Tareas y ejercicios:
A – Resume en dos oraciones el fragmento sobre los incendios forestales.
B – Prolonga el fragmento sobre los incendios forestales a partir de su última oración.

Fragmento mostrado:
────────────────

Y no se trata, como algunos pueden pensar a la vista de sus declaraciones públicas, de tener más o menos kilómetros de cortafuegos. En caso de grandes incendios convectivos o movidos por el viento que se propagan a través de las copas, los cortafuegos tradicionales no sirven para nada, como no sirven las carreteras, ni siquiera las autovías de cuatro carriles. No son nada para el avance de las llamas, que ni siquiera se enteran de que había esas supuestas infraestructuras para detenerlas.

Y tampoco se trata, como hemos podido leer estos días, de “limpiar” los montes como si estuvieran llenos de basura, o de tenerlos sin sotobosque o matorral como si fueran grandes jardines, para reducir la voracidad de los incendios. Ese tipo de declaraciones, hechas por algunos supuestos “expertos” o responsables de la gestión forestal, entrañan un grave desconocimiento de la realidad a la que nos enfrentamos o un burdo intento de engañar a sus respectivas opiniones públicas. No hay que “limpiar”, salvo que quieran eliminar las latas de CocaCola, cervezas, papeles, cartones y bolsas de plástico. No estaría mal que lo hicieran, dicho sea de paso, pero no sirve de nada a efectos de evitar o frenar los incendios. Ni tampoco hay que manejar los espacios forestales como si de un inmenso jardín se tratase. Ni de eliminar grandes superficies de bosque para que no acaben siendo pasto de las llamas.

────────────────

Datos registrados:

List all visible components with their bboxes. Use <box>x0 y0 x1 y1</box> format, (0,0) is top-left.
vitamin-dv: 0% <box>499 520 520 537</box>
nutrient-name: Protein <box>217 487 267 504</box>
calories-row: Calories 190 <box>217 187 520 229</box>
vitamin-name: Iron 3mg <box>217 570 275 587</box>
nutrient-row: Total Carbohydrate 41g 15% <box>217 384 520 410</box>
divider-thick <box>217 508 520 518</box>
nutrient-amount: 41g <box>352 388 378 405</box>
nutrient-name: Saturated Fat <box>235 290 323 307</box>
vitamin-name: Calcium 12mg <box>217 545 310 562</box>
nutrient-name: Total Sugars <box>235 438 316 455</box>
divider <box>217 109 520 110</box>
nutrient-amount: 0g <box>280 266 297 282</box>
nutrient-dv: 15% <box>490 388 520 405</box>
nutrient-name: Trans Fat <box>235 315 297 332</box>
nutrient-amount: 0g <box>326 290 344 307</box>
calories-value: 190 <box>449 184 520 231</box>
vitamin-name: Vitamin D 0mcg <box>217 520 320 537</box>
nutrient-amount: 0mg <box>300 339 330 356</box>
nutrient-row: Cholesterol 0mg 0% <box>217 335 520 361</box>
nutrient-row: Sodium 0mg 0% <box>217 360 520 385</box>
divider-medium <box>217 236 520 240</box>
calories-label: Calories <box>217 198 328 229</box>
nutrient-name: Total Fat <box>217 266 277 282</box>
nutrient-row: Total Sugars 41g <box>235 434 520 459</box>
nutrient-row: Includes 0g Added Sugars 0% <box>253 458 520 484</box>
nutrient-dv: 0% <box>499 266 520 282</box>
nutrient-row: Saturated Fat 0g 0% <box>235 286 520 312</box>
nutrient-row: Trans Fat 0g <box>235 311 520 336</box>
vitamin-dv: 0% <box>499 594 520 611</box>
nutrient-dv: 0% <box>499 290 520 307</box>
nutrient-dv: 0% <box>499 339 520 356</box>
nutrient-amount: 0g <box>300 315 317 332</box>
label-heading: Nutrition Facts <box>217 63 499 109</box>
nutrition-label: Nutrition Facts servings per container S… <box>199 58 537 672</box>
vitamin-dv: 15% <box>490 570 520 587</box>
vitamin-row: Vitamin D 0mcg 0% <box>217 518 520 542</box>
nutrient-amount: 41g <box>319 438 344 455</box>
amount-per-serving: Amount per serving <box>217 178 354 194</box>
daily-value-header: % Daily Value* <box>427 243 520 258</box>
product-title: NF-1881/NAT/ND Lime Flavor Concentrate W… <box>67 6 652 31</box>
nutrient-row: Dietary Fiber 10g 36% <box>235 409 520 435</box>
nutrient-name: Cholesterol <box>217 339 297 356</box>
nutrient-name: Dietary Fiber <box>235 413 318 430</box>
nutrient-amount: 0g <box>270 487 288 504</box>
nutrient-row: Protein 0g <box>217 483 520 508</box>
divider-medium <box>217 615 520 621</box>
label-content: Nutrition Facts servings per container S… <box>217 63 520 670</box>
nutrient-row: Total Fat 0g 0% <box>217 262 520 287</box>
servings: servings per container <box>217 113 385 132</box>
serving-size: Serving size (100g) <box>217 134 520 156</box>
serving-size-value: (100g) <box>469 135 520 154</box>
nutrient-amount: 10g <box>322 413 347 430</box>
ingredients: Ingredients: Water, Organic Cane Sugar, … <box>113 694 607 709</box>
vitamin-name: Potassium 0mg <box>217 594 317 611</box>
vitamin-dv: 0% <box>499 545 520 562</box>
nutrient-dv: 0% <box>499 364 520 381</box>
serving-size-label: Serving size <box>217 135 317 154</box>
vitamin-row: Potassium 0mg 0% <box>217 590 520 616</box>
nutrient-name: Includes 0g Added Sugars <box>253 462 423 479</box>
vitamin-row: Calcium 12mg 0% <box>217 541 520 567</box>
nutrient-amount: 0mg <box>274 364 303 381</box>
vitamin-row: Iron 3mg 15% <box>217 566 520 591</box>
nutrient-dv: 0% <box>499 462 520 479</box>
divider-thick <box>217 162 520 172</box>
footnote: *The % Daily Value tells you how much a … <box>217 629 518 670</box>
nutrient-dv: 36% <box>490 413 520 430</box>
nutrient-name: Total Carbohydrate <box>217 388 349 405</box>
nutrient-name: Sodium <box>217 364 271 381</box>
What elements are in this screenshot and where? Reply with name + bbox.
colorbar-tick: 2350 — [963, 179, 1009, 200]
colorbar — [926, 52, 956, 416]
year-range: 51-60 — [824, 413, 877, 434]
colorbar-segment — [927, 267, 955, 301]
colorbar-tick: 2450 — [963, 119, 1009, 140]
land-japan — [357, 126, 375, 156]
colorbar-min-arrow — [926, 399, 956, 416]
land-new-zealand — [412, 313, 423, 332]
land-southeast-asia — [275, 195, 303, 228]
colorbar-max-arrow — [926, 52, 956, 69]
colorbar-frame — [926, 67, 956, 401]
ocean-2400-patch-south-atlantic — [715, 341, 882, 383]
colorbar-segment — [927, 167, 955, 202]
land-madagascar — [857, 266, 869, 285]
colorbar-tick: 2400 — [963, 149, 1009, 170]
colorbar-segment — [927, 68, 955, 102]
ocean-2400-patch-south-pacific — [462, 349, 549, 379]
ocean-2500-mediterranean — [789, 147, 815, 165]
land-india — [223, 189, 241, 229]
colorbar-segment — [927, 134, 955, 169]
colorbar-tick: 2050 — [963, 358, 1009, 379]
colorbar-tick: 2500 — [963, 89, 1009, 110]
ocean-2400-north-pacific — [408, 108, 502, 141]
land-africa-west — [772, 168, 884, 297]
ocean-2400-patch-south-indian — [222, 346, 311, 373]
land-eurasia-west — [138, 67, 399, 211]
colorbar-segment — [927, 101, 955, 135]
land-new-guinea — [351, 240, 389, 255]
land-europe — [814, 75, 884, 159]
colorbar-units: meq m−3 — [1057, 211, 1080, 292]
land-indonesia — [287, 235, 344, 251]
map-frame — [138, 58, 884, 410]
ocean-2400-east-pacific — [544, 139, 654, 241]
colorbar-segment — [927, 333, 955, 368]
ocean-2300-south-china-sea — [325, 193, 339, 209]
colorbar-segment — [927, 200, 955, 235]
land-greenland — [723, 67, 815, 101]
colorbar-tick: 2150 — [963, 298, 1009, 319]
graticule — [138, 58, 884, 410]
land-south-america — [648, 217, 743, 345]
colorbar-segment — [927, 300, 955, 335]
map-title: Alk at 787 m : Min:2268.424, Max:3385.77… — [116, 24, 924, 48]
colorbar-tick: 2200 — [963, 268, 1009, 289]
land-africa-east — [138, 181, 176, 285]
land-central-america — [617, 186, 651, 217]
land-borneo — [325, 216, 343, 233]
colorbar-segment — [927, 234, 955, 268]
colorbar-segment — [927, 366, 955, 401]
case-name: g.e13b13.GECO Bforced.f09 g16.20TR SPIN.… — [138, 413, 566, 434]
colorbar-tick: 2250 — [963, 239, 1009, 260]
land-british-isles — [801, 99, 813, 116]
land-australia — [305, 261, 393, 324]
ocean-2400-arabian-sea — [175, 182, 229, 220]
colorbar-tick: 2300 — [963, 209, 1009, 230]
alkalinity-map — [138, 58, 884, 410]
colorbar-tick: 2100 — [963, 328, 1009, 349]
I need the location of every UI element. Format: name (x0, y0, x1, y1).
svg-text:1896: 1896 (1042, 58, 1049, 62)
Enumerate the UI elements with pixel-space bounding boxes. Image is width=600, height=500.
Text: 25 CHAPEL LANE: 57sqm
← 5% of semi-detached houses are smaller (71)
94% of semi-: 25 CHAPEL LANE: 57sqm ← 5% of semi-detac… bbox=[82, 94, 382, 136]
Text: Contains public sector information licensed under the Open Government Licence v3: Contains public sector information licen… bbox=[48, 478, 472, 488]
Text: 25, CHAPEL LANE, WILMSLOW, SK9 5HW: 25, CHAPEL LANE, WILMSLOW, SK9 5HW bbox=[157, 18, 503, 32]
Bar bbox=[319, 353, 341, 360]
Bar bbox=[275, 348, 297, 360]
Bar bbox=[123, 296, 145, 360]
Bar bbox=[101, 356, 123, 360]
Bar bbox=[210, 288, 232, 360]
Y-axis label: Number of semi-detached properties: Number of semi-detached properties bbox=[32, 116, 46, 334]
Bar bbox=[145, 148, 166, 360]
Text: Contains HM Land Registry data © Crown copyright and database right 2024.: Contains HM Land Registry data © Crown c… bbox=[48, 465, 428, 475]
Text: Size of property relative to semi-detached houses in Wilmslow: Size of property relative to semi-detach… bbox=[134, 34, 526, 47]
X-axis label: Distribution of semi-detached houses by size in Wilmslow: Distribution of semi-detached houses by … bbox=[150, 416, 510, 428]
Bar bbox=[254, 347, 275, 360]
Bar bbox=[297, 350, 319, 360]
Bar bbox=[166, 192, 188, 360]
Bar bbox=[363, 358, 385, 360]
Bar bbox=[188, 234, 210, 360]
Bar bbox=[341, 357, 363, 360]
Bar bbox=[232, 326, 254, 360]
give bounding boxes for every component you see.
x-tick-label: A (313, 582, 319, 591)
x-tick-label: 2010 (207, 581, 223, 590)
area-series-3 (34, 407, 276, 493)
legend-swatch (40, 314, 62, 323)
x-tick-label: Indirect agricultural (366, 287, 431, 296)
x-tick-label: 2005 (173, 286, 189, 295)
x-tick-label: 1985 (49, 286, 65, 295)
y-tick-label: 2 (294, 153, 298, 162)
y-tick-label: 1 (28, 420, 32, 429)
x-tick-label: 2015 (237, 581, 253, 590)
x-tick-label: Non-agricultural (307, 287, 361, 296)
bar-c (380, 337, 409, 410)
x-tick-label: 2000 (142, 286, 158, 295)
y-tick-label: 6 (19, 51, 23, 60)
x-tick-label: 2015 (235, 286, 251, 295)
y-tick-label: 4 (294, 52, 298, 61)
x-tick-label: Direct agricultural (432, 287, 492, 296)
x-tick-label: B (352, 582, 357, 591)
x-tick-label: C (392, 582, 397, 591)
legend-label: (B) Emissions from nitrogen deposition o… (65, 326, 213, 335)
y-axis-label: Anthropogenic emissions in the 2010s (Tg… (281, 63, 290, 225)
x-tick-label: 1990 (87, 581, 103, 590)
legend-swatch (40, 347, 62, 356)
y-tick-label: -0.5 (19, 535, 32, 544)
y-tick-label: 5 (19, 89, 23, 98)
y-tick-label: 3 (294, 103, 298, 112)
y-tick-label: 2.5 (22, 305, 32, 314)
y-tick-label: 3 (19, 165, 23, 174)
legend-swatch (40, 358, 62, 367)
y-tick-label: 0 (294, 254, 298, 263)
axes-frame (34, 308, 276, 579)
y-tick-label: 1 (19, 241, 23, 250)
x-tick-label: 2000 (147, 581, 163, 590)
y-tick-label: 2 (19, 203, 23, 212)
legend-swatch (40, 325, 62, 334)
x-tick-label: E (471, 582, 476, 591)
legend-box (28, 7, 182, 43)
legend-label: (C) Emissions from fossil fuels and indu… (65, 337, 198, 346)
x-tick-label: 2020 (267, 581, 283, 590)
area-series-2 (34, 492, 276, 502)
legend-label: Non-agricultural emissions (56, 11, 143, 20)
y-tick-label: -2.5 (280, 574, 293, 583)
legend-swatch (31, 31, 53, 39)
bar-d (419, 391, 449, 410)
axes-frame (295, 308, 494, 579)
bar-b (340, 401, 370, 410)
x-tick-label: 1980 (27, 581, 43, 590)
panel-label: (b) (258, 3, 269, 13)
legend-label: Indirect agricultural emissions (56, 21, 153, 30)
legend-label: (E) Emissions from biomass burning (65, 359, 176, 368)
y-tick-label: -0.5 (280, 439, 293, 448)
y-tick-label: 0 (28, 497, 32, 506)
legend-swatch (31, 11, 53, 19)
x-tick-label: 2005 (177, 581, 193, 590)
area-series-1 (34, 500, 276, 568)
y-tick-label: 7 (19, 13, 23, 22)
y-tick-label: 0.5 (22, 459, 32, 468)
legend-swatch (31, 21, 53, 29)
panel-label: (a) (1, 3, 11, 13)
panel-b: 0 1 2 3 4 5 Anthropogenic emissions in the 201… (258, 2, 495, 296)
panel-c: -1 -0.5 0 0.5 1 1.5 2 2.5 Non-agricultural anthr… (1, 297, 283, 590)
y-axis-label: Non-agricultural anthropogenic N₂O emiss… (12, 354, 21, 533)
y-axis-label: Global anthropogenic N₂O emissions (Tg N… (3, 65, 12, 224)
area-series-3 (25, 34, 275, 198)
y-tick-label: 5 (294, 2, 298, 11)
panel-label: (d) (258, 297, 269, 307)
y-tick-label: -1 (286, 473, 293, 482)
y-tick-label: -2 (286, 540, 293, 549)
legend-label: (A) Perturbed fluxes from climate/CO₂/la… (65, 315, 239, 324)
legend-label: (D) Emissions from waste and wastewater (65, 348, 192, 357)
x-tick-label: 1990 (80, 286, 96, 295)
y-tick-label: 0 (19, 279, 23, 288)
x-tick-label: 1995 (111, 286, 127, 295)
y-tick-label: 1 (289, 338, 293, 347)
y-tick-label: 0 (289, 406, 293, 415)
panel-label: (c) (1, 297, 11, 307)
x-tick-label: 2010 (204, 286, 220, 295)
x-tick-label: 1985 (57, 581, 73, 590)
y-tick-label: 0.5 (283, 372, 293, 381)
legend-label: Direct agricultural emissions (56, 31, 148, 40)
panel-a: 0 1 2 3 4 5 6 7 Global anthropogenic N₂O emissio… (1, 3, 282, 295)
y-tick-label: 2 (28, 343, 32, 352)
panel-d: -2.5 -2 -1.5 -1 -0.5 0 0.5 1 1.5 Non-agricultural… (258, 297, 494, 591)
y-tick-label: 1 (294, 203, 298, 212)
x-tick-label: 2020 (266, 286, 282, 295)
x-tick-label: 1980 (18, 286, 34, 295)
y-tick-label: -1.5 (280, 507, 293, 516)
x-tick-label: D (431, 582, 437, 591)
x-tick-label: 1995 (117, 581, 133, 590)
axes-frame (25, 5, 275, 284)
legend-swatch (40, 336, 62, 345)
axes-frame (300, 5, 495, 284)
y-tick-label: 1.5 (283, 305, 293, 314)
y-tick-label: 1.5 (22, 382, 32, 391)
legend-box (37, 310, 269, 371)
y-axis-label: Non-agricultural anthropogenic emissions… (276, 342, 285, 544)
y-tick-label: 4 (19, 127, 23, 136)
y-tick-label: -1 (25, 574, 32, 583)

────────────────

Respuestas en orden:
A – Ante los grandes incendios convectivos o movidos por el viento que se propagan por las copas, los cortafuegos tradicionales, las carreteras e incluso las autovías de cuatro carriles no sirven para nada. Tampoco sirve "limpiar" los montes, dejarlos sin sotobosque como si fueran jardines ni eliminar grandes superficies de bosque, y quienes lo proponen muestran un grave desconocimiento o intentan engañar a la opinión pública.

B –
Se trata de romper la continuidad del combustible, fraccionando las masas forestales más inflamables, para evitar la propagación, sustituyéndolas por especies que soportan mejor el paso de las llamas y pueden ayudarnos a frenar su avance. Y se trata de reducir combustible, al menos en la misma proporción de su capacidad de regeneración, para dificultar la ignición y aminorar la voracidad de las llamas. ¿Es posible crear bosques resistentes y resilientes a los incendios? Claro que sí.

Antes, cuando los espacios forestales estaban ocupados, “vividos” y explotados por la gente que vivía en ellos, los incendios no eran un problema. La gente usaba el combustible como energía para alimentarse y calentarse. Hoy, apenas hay gente, y nuestros gobiernos se empeñan en buscar la energía en desiertos lejanos en los que hay, además, gran inestabilidad política, despreciando una fuente que tenemos ahí al lado, en nuestros montes. Una energía que se produce abundantemente, es barata, sostenible y renovable. Y que nos crea un serio problema si no la usamos, provocando graves y grandes incendios por su excesiva acumulación incontrolada.

Tenemos un enorme problema de despoblación en nuestro medio rural. Y tenemos un grave problema de incendios forestales. Tenemos una fuerte carencia de empleo de calidad y nos falta energía. ¿Por qué actuamos como nuevos ricos buscando fuera y pagando carísimo fuentes energéticas que tenemos barata y en abundancia en nuestros bosques?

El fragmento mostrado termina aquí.